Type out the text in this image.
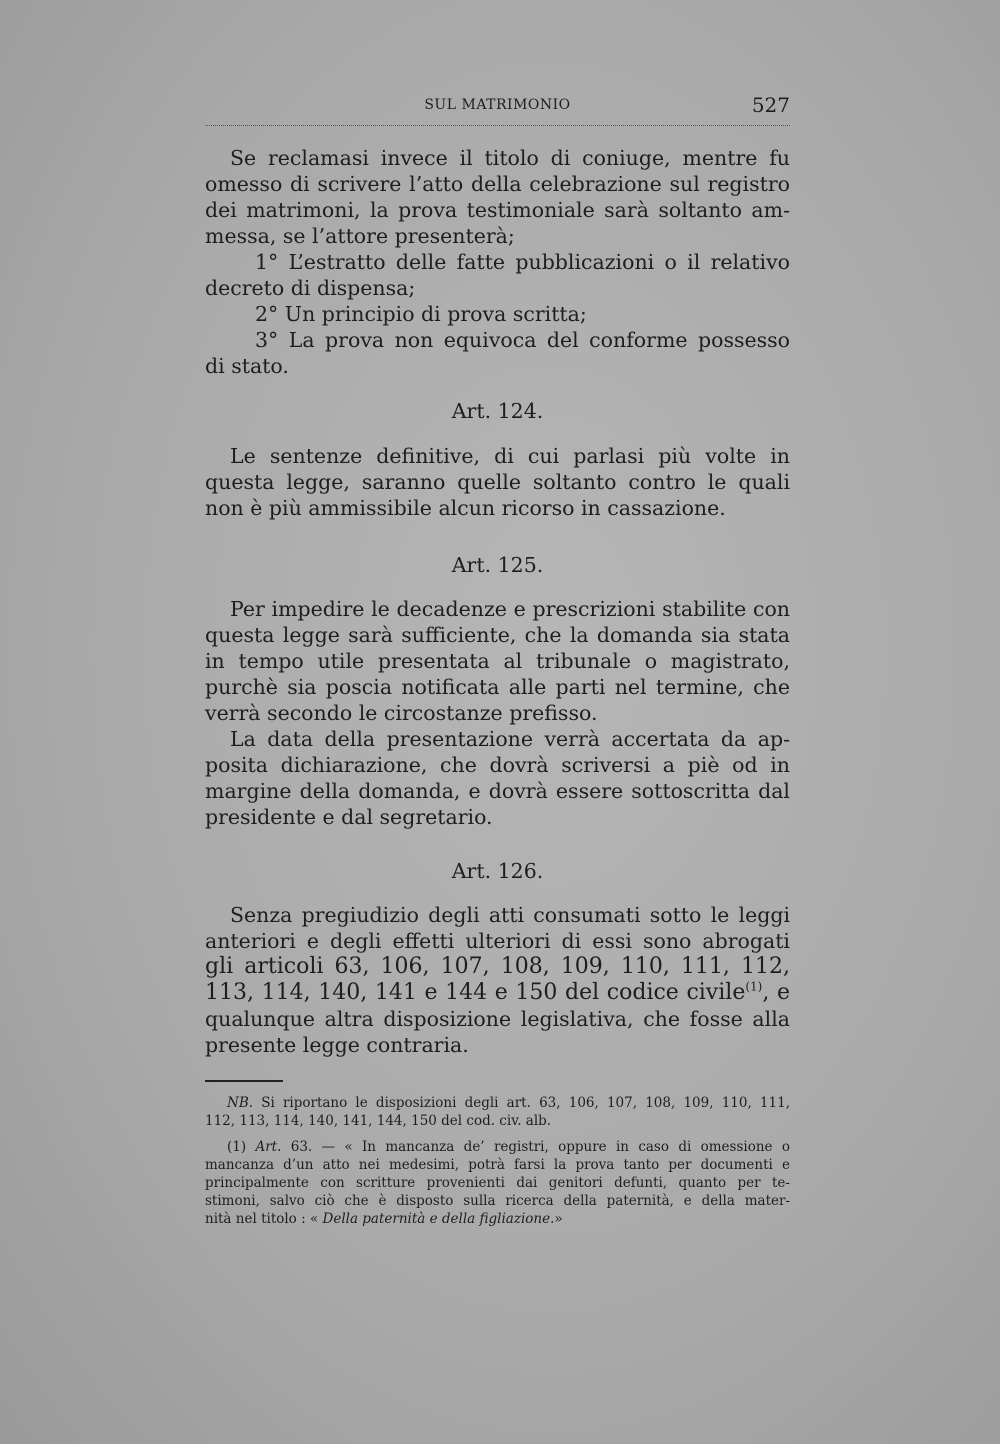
SUL MATRIMONIO	527
Se reclamasi invece il titolo di coniuge, mentre fu
omesso di scrivere l’atto della celebrazione sul registro
dei matrimoni, la prova testimoniale sarà soltanto am-
messa, se l’attore presenterà;
1° L’estratto delle fatte pubblicazioni o il relativo
decreto di dispensa;
2° Un principio di prova scritta;
3° La prova non equivoca del conforme possesso
di stato.
Art. 124.
Le sentenze definitive, di cui parlasi più volte in
questa legge, saranno quelle soltanto contro le quali
non è più ammissibile alcun ricorso in cassazione.
Art. 125.
Per impedire le decadenze e prescrizioni stabilite con
questa legge sarà sufficiente, che la domanda sia stata
in tempo utile presentata al tribunale o magistrato,
purchè sia poscia notificata alle parti nel termine, che
verrà secondo le circostanze prefisso.
La data della presentazione verrà accertata da ap-
posita dichiarazione, che dovrà scriversi a piè od in
margine della domanda, e dovrà essere sottoscritta dal
presidente e dal segretario.
Art. 126.
Senza pregiudizio degli atti consumati sotto le leggi
anteriori e degli effetti ulteriori di essi sono abrogati
gli articoli 63, 106, 107, 108, 109, 110, 111, 112,
113, 114, 140, 141 e 144 e 150 del codice civile$^{(1)}$, e
qualunque altra disposizione legislativa, che fosse alla
presente legge contraria.
NB. Si riportano le disposizioni degli art. 63, 106, 107, 108, 109, 110, 111,
112, 113, 114, 140, 141, 144, 150 del cod. civ. alb.
(1) Art. 63. — « In mancanza de’ registri, oppure in caso di omessione o
mancanza d’un atto nei medesimi, potrà farsi la prova tanto per documenti e
principalmente con scritture provenienti dai genitori defunti, quanto per te-
stimoni, salvo ciò che è disposto sulla ricerca della paternità, e della mater-
nità nel titolo : « Della paternità e della figliazione.»
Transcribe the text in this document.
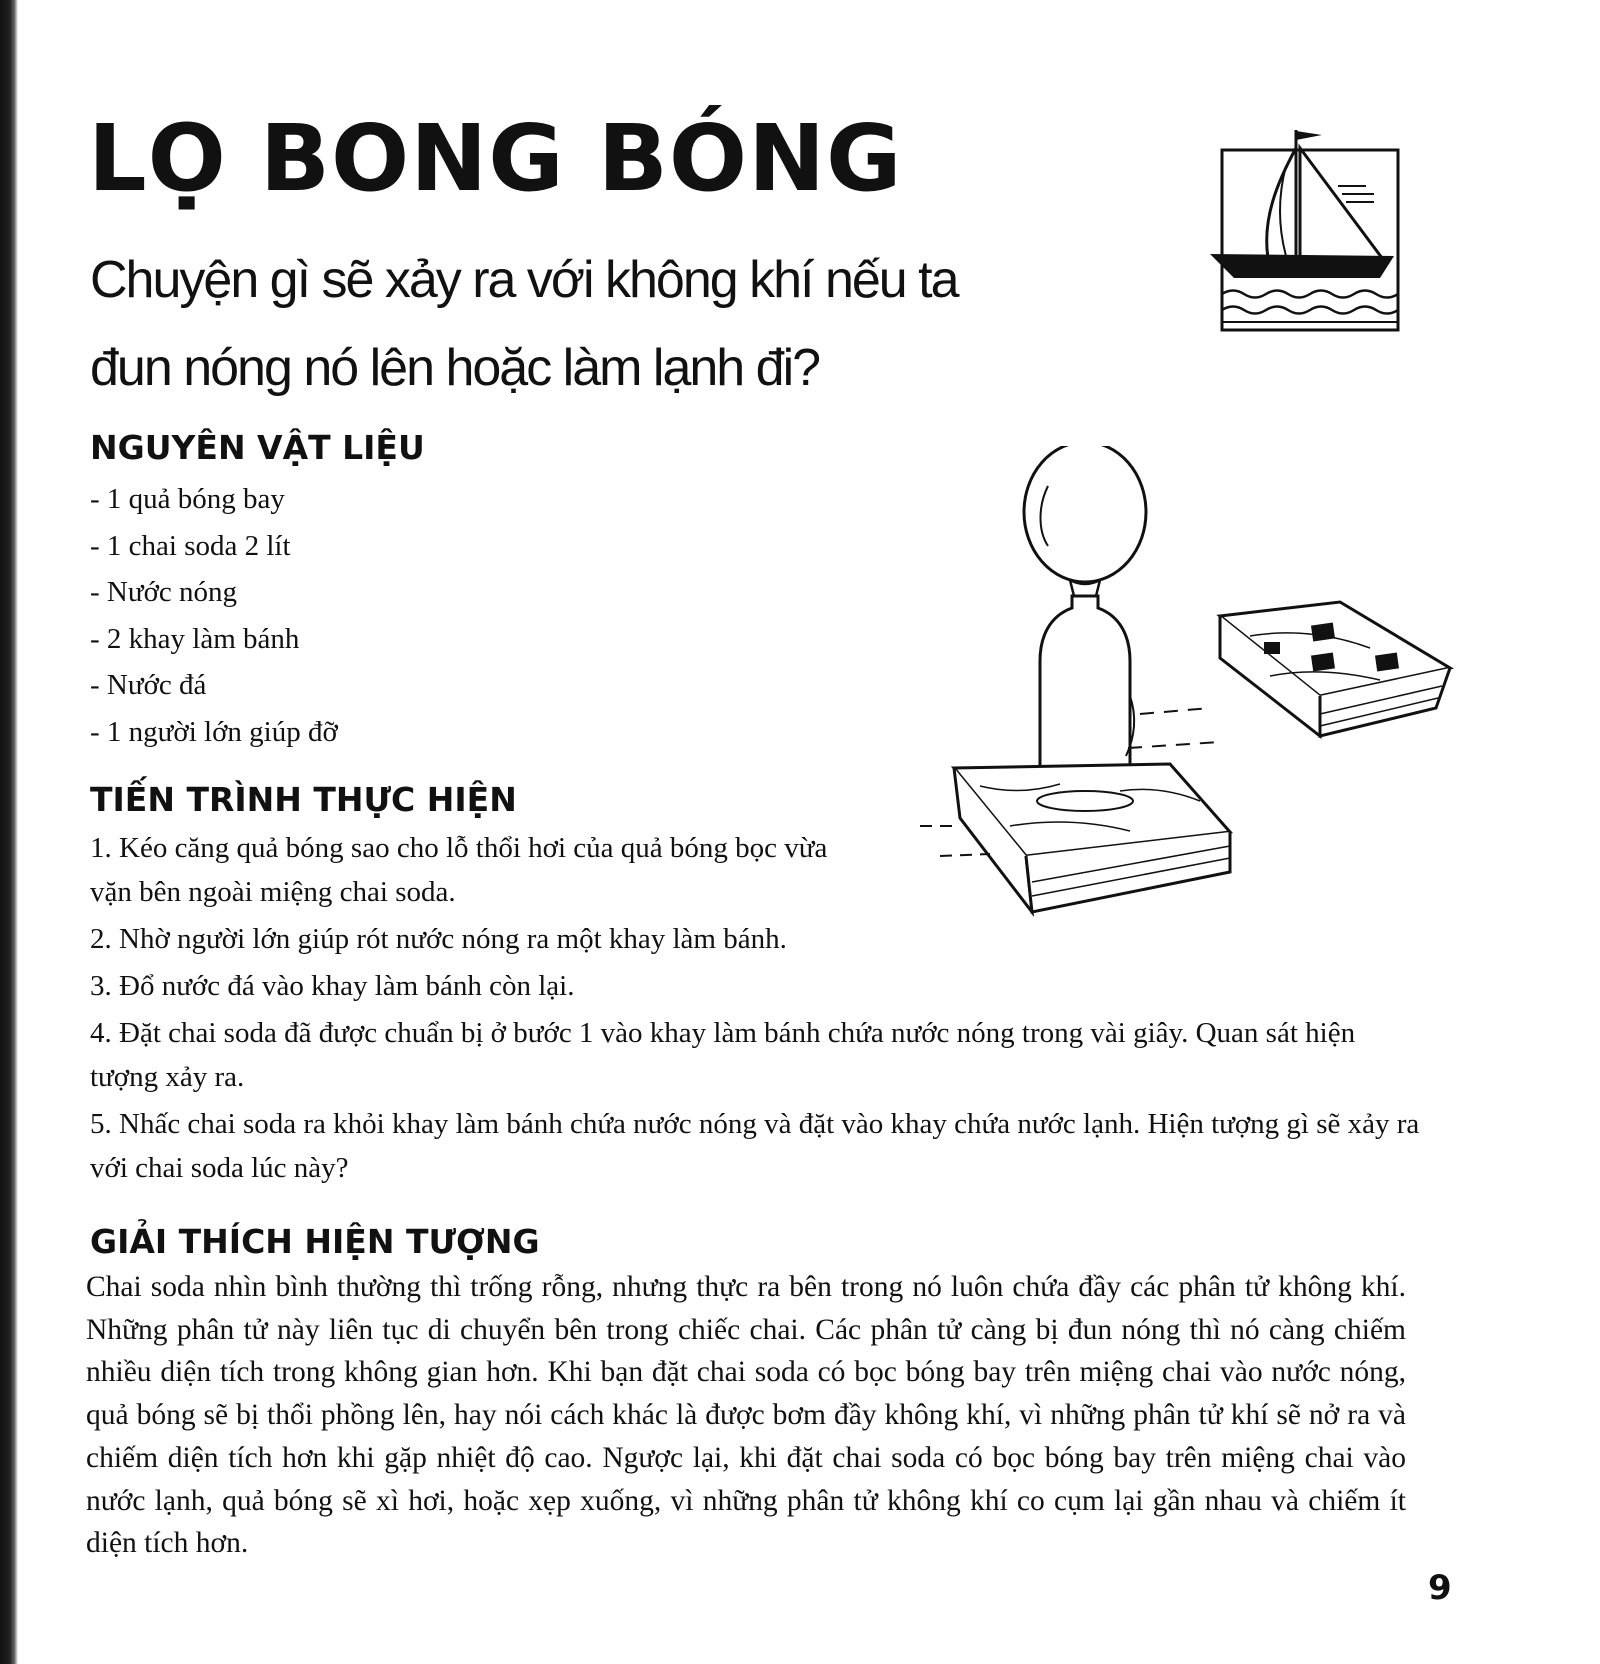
LỌ BONG BÓNG

Chuyện gì sẽ xảy ra với không khí nếu ta đun nóng nó lên hoặc làm lạnh đi?

NGUYÊN VẬT LIỆU
- 1 quả bóng bay
- 1 chai soda 2 lít
- Nước nóng
- 2 khay làm bánh
- Nước đá
- 1 người lớn giúp đỡ
TIẾN TRÌNH THỰC HIỆN
1. Kéo căng quả bóng sao cho lỗ thổi hơi của quả bóng bọc vừa vặn bên ngoài miệng chai soda.
2. Nhờ người lớn giúp rót nước nóng ra một khay làm bánh.
3. Đổ nước đá vào khay làm bánh còn lại.
4. Đặt chai soda đã được chuẩn bị ở bước 1 vào khay làm bánh chứa nước nóng trong vài giây. Quan sát hiện tượng xảy ra.
5. Nhấc chai soda ra khỏi khay làm bánh chứa nước nóng và đặt vào khay chứa nước lạnh. Hiện tượng gì sẽ xảy ra với chai soda lúc này?
GIẢI THÍCH HIỆN TƯỢNG

Chai soda nhìn bình thường thì trống rỗng, nhưng thực ra bên trong nó luôn chứa đầy các phân tử không khí. Những phân tử này liên tục di chuyển bên trong chiếc chai. Các phân tử càng bị đun nóng thì nó càng chiếm nhiều diện tích trong không gian hơn. Khi bạn đặt chai soda có bọc bóng bay trên miệng chai vào nước nóng, quả bóng sẽ bị thổi phồng lên, hay nói cách khác là được bơm đầy không khí, vì những phân tử khí sẽ nở ra và chiếm diện tích hơn khi gặp nhiệt độ cao. Ngược lại, khi đặt chai soda có bọc bóng bay trên miệng chai vào nước lạnh, quả bóng sẽ xì hơi, hoặc xẹp xuống, vì những phân tử không khí co cụm lại gần nhau và chiếm ít diện tích hơn.

9
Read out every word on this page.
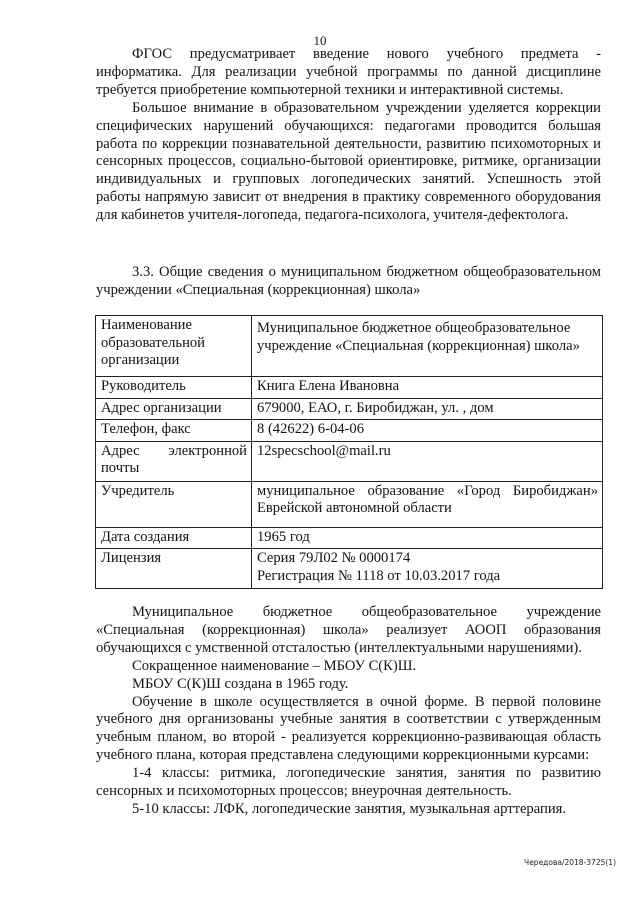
10

ФГОС предусматривает введение нового учебного предмета - информатика. Для реализации учебной программы по данной дисциплине требуется приобретение компьютерной техники и интерактивной системы.

Большое внимание в образовательном учреждении уделяется коррекции специфических нарушений обучающихся: педагогами проводится большая работа по коррекции познавательной деятельности, развитию психомоторных и сенсорных процессов, социально-бытовой ориентировке, ритмике, организации индивидуальных и групповых логопедических занятий. Успешность этой работы напрямую зависит от внедрения в практику современного оборудования для кабинетов учителя-логопеда, педагога-психолога, учителя-дефектолога.

3.3. Общие сведения о муниципальном бюджетном общеобразовательном учреждении «Специальная (коррекционная) школа»
Наименование образовательной организации	Муниципальное бюджетное общеобразовательное учреждение «Специальная (коррекционная) школа»
Руководитель	Книга Елена Ивановна
Адрес организации	679000, ЕАО, г. Биробиджан, ул. , дом
Телефон, факс	8 (42622) 6-04-06
Адрес электронной почты	12specschool@mail.ru
Учредитель	муниципальное образование «Город Биробиджан» Еврейской автономной области
Дата создания	1965 год
Лицензия	Серия 79Л02 № 0000174
Регистрация № 1118 от 10.03.2017 года

Муниципальное бюджетное общеобразовательное учреждение «Специальная (коррекционная) школа» реализует АООП образования обучающихся с умственной отсталостью (интеллектуальными нарушениями).

Сокращенное наименование – МБОУ С(К)Ш.

МБОУ С(К)Ш создана в 1965 году.

Обучение в школе осуществляется в очной форме. В первой половине учебного дня организованы учебные занятия в соответствии с утвержденным учебным планом, во второй - реализуется коррекционно-развивающая область учебного плана, которая представлена следующими коррекционными курсами:

1-4 классы: ритмика, логопедические занятия, занятия по развитию сенсорных и психомоторных процессов; внеурочная деятельность.

5-10 классы: ЛФК, логопедические занятия, музыкальная арттерапия.

Чередова/2018-3725(1)
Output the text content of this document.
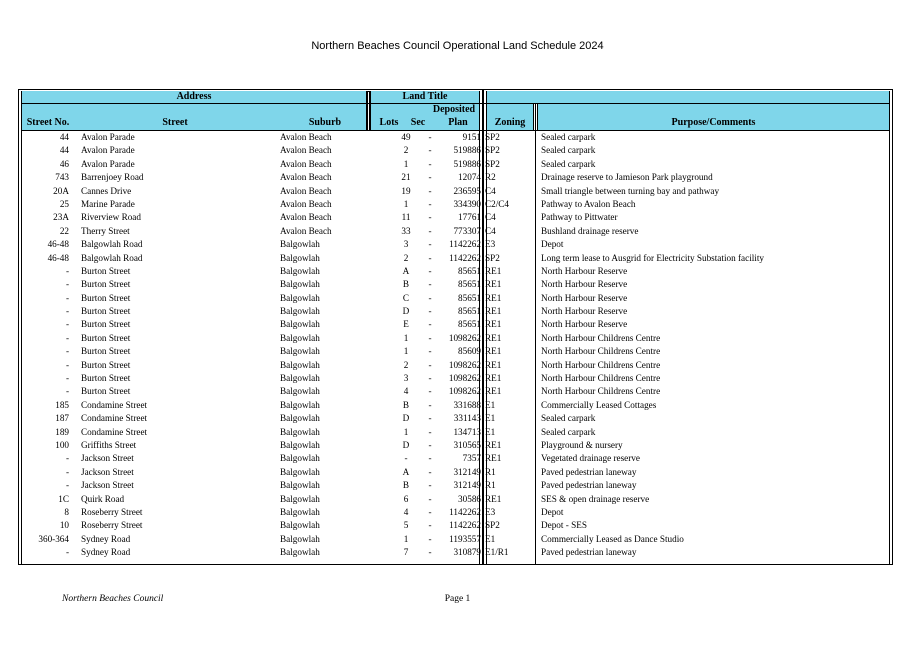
Northern Beaches Council Operational Land Schedule 2024
Address	Land Title
Deposited
Street No.	Street	Suburb	Lots	Sec	Plan	Zoning	Purpose/Comments
44 Avalon Parade	Avalon Beach	49	-	9151 SP2	Sealed carpark
44 Avalon Parade	Avalon Beach	2	-	519886 SP2	Sealed carpark
46 Avalon Parade	Avalon Beach	1	-	519886 SP2	Sealed carpark
743 Barrenjoey Road	Avalon Beach	21	-	12074 R2	Drainage reserve to Jamieson Park playground
20A Cannes Drive	Avalon Beach	19	-	236595 C4	Small triangle between turning bay and pathway
25 Marine Parade	Avalon Beach	1	-	334390 C2/C4	Pathway to Avalon Beach
23A Riverview Road	Avalon Beach	11	-	17761 C4	Pathway to Pittwater
22 Therry Street	Avalon Beach	33	-	773307 C4	Bushland drainage reserve
46-48 Balgowlah Road	Balgowlah	3	-	1142262 E3	Depot
46-48 Balgowlah Road	Balgowlah	2	-	1142262 SP2	Long term lease to Ausgrid for Electricity Substation facility
- Burton Street	Balgowlah	A	-	85651 RE1	North Harbour Reserve
- Burton Street	Balgowlah	B	-	85651 RE1	North Harbour Reserve
- Burton Street	Balgowlah	C	-	85651 RE1	North Harbour Reserve
- Burton Street	Balgowlah	D	-	85651 RE1	North Harbour Reserve
- Burton Street	Balgowlah	E	-	85651 RE1	North Harbour Reserve
- Burton Street	Balgowlah	1	-	1098262 RE1	North Harbour Childrens Centre
- Burton Street	Balgowlah	1	-	85609 RE1	North Harbour Childrens Centre
- Burton Street	Balgowlah	2	-	1098262 RE1	North Harbour Childrens Centre
- Burton Street	Balgowlah	3	-	1098262 RE1	North Harbour Childrens Centre
- Burton Street	Balgowlah	4	-	1098262 RE1	North Harbour Childrens Centre
185 Condamine Street	Balgowlah	B	-	331688 E1	Commercially Leased Cottages
187 Condamine Street	Balgowlah	D	-	331143 E1	Sealed carpark
189 Condamine Street	Balgowlah	1	-	134713 E1	Sealed carpark
100 Griffiths Street	Balgowlah	D	-	310565 RE1	Playground & nursery
- Jackson Street	Balgowlah	-	-	7357 RE1	Vegetated drainage reserve
- Jackson Street	Balgowlah	A	-	312149 R1	Paved pedestrian laneway
- Jackson Street	Balgowlah	B	-	312149 R1	Paved pedestrian laneway
1C Quirk Road	Balgowlah	6	-	30586 RE1	SES & open drainage reserve
8 Roseberry Street	Balgowlah	4	-	1142262 E3	Depot
10 Roseberry Street	Balgowlah	5	-	1142262 SP2	Depot - SES
360-364 Sydney Road	Balgowlah	1	-	1193557 E1	Commercially Leased as Dance Studio
- Sydney Road	Balgowlah	7	-	310879 E1/R1	Paved pedestrian laneway
Northern Beaches Council	Page 1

____________

→ What is asked
Collect the complete line wherever the string "коррекционная" appears in the records.

→ Task output
3.3. Общие сведения о муниципальном бюджетном общеобразовательном учреждении «Специальная (коррекционная) школа»
Наименование образовательной организации	Муниципальное бюджетное общеобразовательное учреждение «Специальная (коррекционная) школа»
Муниципальное бюджетное общеобразовательное учреждение «Специальная (коррекционная) школа» реализует АООП образования обучающихся с умственной отсталостью (интеллектуальными нарушениями).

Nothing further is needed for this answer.